Yönergeler
1: Gezi Parkı davası haberine göre duruşma hangi mahkemede görüldü?
2: Gezi Parkı davası haberini son cümlesinden sonra sürdürün.

Verilen metin
• • •

Gezi Parkı davasında flaş gelişme
Abone olGezi Parkı olaylarına karıştıkları iddiasıyla ’kamu malına zarar verme’ ve ’toplantı ve gösteri yürüyüşleri kanununa muhalefet’ suçlarından ...
Gezi Parkı olaylarına karıştıkları iddiasıyla ’kamu malına zarar
verme’ ve ’toplantı ve gösteri yürüyüşleri kanununa muhalefet’
suçlarından haklarında 1 yıldan 9 yıla kadar hapis istemiyle dava
açılan 5 kişi beraat etti.
1 Haziran 2013 tarihinde katıldıkları Gezi Parkı olaylarında ’kamu
malına zarar verme’ ve ’toplantı ve gösteri yürüyüşleri kanununa
muhalefet’ suçlarını işledikleri iddiasıyla 1 yıldan 9 yıla kadar
hapis cezası talebiyle yargılanan 5 tutuksuz sanığın ilk
duruşmasında karar çıktı.
İstanbul 28. Asliye Ceza Mahkemesi’nde görülen duruşmada tutuksuz
sanıklar Ali Polat, Talip Söylemez, Ferdi Turhan, Alper Kırıcı ve
Armağan Altun ile avukat Serkan Günel hazır bulundu. Duruşmada
sanıkların kimlik tespitinin ardından iddianame okunarak
haklarındaki suçlamalar hatırlatıldı. Savunmaları alınan
sanıklardan Ali Polat Taksim’de yapılan gösteriye katıldığını
söyleyerek, "Gösterinin ardından evime gitmek üzere Kabataş’a doğru
yürüdüm. Bu esnada TOMA aracı su püskürttü ve polisler gaz bombası
atmaya başladı. Topluluk geriye doğru kaçmaya başladı. Beni bu
sırada polisler çağırdı. Yanlarına gittiğimde beni dövmeye ve küfür
etmeye başladılar. Daha sonra beni gözaltına aldılar. Polisin
dağılın uyarısını duymadım. Kamu malına zarar vermedim. Suçsuzum"

• • •

Çıkarılan veriler
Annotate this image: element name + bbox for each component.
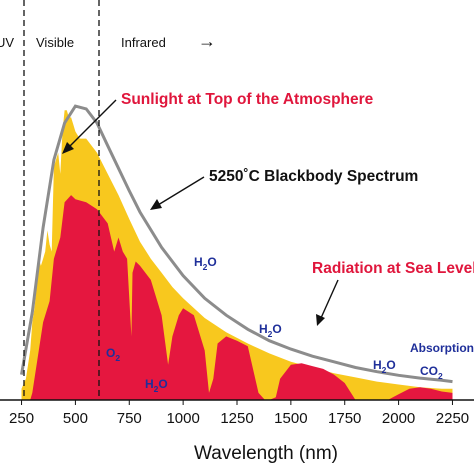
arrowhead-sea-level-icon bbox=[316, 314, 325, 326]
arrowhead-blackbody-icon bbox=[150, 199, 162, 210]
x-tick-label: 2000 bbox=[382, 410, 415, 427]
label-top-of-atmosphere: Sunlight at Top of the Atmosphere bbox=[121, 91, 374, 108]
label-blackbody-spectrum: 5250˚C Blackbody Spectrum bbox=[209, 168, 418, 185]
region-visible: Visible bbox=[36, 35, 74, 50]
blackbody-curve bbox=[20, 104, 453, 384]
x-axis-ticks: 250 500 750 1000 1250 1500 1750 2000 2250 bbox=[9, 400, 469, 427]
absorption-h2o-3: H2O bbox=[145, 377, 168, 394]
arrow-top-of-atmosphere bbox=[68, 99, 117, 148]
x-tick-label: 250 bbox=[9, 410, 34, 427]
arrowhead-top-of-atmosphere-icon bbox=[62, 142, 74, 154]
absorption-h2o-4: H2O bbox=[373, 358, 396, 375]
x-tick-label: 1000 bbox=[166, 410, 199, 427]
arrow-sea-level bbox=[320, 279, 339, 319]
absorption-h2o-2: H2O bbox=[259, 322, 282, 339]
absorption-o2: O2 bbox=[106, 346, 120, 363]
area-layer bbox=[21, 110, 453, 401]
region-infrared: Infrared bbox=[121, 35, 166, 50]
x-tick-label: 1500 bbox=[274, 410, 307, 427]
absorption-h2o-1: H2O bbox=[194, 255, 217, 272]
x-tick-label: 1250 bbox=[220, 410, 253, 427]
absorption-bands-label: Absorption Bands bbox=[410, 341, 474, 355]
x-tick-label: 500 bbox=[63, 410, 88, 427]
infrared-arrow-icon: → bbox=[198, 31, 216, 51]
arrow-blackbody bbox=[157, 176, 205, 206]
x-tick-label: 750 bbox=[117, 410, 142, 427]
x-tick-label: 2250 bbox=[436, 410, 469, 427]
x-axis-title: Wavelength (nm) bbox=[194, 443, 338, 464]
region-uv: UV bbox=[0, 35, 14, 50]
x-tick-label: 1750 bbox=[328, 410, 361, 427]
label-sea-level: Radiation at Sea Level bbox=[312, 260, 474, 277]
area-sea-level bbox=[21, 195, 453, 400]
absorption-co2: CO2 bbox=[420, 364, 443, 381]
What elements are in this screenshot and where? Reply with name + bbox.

• • •

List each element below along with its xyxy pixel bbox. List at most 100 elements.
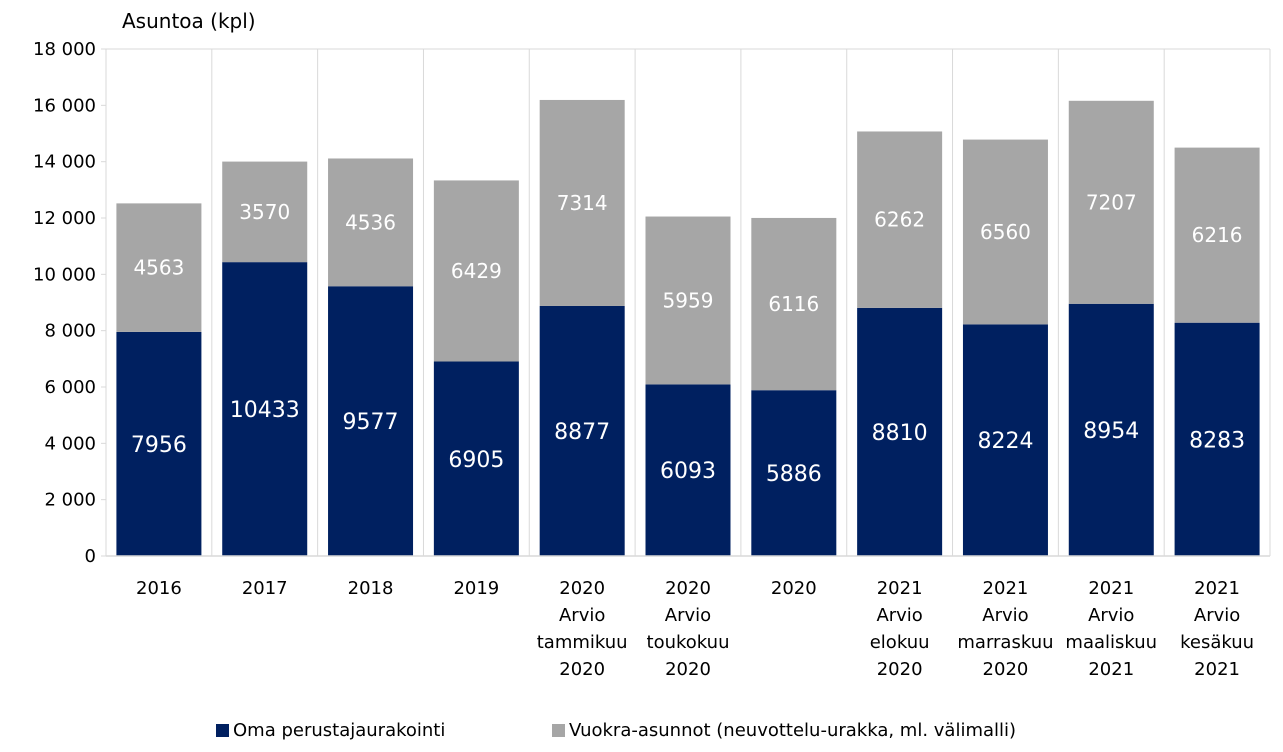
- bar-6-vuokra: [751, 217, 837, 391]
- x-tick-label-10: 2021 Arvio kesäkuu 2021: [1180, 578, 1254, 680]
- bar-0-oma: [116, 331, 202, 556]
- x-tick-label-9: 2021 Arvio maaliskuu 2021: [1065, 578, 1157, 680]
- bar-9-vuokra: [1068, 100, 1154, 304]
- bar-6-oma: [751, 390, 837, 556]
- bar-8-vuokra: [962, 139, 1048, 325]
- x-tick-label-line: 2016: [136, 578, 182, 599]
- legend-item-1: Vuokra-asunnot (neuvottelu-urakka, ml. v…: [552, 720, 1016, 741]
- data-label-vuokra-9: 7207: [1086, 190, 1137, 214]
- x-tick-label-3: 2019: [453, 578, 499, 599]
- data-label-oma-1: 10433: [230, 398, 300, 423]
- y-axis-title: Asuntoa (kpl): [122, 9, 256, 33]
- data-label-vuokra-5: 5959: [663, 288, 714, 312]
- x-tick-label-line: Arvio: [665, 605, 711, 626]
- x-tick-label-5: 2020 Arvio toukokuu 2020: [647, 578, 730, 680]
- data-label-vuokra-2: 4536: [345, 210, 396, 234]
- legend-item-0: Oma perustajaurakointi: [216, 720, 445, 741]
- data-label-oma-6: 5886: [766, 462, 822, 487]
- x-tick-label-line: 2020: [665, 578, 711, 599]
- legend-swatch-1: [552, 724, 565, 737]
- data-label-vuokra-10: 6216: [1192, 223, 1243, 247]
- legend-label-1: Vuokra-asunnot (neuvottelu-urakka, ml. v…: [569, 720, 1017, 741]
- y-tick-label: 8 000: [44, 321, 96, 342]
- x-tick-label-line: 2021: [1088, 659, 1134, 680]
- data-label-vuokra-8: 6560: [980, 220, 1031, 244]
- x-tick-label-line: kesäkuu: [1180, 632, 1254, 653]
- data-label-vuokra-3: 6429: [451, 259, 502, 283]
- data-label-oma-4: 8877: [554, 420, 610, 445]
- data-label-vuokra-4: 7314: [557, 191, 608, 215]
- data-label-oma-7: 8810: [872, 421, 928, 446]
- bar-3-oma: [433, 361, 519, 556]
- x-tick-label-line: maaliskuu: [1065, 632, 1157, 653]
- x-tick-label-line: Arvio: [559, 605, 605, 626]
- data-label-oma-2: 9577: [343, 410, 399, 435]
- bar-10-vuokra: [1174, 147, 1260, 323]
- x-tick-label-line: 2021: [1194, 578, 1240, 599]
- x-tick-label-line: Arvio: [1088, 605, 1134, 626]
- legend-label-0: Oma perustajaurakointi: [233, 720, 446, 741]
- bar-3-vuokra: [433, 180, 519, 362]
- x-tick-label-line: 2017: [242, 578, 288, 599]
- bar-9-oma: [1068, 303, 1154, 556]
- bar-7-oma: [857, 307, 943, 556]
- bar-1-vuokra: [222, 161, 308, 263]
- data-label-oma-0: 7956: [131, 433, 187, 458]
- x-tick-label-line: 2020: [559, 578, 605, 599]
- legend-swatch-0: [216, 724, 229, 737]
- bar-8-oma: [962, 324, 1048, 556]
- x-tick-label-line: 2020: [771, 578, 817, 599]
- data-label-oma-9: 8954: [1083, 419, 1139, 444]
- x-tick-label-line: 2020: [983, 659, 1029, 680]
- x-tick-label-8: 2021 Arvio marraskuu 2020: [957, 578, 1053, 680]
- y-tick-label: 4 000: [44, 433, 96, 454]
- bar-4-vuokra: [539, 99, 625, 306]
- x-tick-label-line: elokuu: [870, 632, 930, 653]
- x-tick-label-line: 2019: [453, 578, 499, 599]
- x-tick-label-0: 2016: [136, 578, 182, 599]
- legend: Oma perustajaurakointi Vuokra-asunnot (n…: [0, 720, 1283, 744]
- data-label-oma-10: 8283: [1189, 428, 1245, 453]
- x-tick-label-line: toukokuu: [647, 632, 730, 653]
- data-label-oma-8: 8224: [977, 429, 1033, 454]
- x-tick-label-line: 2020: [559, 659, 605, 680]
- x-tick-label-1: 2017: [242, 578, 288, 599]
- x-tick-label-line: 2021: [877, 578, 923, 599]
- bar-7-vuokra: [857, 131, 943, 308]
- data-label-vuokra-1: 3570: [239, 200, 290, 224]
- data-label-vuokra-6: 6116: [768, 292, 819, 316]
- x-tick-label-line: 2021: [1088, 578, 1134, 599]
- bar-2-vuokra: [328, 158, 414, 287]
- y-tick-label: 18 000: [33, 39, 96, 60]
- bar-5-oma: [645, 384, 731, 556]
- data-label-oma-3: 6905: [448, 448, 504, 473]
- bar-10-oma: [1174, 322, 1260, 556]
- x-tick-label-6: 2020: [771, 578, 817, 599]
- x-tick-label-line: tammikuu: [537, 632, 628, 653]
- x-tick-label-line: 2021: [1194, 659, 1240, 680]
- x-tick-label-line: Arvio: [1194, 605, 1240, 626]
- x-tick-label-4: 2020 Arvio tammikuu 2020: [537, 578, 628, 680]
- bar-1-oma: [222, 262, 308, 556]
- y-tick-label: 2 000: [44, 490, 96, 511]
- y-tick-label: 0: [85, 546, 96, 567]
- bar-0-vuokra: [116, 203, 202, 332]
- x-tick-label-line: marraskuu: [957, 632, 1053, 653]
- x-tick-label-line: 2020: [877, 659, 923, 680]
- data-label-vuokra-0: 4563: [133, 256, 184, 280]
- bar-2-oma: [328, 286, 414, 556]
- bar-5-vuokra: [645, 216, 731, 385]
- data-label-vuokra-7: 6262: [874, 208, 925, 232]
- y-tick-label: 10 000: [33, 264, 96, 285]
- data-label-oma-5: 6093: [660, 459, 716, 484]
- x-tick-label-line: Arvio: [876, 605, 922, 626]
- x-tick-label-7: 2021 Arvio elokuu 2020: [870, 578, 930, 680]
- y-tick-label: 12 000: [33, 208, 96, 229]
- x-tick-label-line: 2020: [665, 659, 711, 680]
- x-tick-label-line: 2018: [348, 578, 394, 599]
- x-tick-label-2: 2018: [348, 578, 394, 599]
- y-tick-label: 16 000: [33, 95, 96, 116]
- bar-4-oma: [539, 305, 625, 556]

• • •

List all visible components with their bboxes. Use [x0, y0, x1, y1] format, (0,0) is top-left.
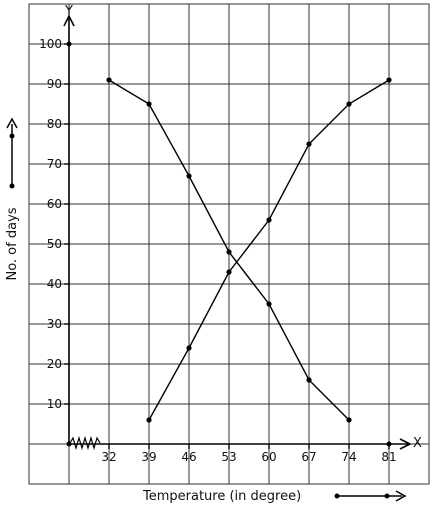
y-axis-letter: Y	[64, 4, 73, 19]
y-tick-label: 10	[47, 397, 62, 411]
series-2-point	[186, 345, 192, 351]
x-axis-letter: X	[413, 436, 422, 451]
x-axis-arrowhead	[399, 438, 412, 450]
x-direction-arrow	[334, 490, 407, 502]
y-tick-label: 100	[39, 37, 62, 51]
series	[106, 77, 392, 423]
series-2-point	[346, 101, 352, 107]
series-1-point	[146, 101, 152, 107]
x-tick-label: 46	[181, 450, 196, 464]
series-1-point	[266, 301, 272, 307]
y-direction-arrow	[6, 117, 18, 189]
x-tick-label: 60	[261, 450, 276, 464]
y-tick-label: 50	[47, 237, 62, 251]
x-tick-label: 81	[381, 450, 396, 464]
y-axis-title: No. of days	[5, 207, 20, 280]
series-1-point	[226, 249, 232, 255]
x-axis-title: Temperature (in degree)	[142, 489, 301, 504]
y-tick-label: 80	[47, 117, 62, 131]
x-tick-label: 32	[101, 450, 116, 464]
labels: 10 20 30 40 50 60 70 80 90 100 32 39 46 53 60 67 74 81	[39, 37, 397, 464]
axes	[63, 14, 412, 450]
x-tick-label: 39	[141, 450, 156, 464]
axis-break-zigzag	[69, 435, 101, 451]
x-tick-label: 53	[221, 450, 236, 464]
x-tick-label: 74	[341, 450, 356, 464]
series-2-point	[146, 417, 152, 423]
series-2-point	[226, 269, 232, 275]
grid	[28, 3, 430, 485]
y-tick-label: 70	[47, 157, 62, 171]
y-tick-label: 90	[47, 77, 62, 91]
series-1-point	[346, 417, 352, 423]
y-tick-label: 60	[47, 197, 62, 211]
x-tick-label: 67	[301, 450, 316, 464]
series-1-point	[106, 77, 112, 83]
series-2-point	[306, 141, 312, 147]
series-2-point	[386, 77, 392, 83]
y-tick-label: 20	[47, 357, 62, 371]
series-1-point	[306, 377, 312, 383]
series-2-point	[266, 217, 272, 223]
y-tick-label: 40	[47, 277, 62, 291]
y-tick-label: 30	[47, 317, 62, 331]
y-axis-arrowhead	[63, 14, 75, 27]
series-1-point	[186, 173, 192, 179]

• • •

Yanıtlar
1: İstanbul 28. Asliye Ceza Mahkemesi'nde.

2:
dedi.
HAKKINDAKİ SUÇLAMALARI KABUL ETMEDİ
Tutuksuz sanık Talip Söylemez ise öğretmen olduğunu belirterek,
“Hakkımdaki suçlamaları kabul etmiyorum. Olay günü Taksim’e çıktım,
polis çekilmişti. Herkes Gezi Parkı’nda eğleniyordu. Ben de Gezi
Parkı’nda bir müddet bulundum. Daha sonra evime dönmek için
Kabataş’a gittim. Bu sırada polis aracına taş atanları gördüm ve
onları uyardım. O sırada TOMA’dan su sıkılmaya başlandı. Ben de
refleks olarak iskeleye doğru kaçtım. Bu esnada polisler üzerime
atlayarak bana küfrettiler. Yasal olmadığı halde üzerimde arama
yaptılar ve gözaltına aldılar. Gaz ve su sıkılmadan önce uyarı
yapılmadı. Ben kamu mallarına zarar vermedim. Bir gösteriye de
katılmadım” diye konuştu.
Beşiktaş’ta yaşadığını vurgulan tutuksuz sanık Ferdi Turhan da,
“Olay günü Taksim’den Beşiktaş’a doğru yürüdüm. Bu sırada
Dolmabahçe’ye geldiğimde Başbakanlık Ofisi önünde bulunan kişilere
müdahale edildiğini gördüm. Bu sırada ne olduğunu anlayamadan
gözaltına alındım. Polisler beni araca bindirdiler ve dövdüler.
Polis aracına zaten taş atmadım. Suçsuzum’’ dedi.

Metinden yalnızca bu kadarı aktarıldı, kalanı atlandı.